── PROVIDED ENTRIES ──

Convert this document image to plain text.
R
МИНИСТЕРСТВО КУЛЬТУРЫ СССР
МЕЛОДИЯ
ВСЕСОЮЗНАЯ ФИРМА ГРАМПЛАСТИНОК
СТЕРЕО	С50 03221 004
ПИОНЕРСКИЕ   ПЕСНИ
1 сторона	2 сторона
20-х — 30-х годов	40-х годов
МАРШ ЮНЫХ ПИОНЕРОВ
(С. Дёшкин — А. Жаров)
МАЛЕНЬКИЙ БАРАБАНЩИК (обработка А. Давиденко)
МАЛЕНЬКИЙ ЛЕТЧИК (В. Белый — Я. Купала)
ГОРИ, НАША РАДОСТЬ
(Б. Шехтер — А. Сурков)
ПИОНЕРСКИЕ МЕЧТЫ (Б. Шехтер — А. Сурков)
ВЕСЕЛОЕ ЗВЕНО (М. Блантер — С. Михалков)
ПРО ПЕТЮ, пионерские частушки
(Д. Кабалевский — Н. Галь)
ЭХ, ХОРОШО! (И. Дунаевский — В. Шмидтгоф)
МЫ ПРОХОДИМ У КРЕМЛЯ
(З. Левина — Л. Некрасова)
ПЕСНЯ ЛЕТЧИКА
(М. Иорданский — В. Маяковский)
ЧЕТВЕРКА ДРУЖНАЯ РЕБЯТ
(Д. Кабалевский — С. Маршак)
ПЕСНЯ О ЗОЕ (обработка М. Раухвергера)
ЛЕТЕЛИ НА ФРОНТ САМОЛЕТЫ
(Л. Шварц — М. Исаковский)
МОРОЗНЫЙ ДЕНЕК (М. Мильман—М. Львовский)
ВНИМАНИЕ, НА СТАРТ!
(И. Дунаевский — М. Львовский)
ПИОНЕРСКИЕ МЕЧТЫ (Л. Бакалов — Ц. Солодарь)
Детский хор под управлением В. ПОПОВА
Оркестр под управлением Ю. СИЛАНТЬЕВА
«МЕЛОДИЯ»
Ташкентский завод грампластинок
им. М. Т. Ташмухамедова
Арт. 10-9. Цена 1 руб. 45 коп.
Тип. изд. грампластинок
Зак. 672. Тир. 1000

───

- [PROBLEM TO WORK ON] All lines above containing the string "управлением" are to be collected.

- [EXPECTED OUTPUT]
Детский хор под управлением В. ПОПОВА
Оркестр под управлением Ю. СИЛАНТЬЕВА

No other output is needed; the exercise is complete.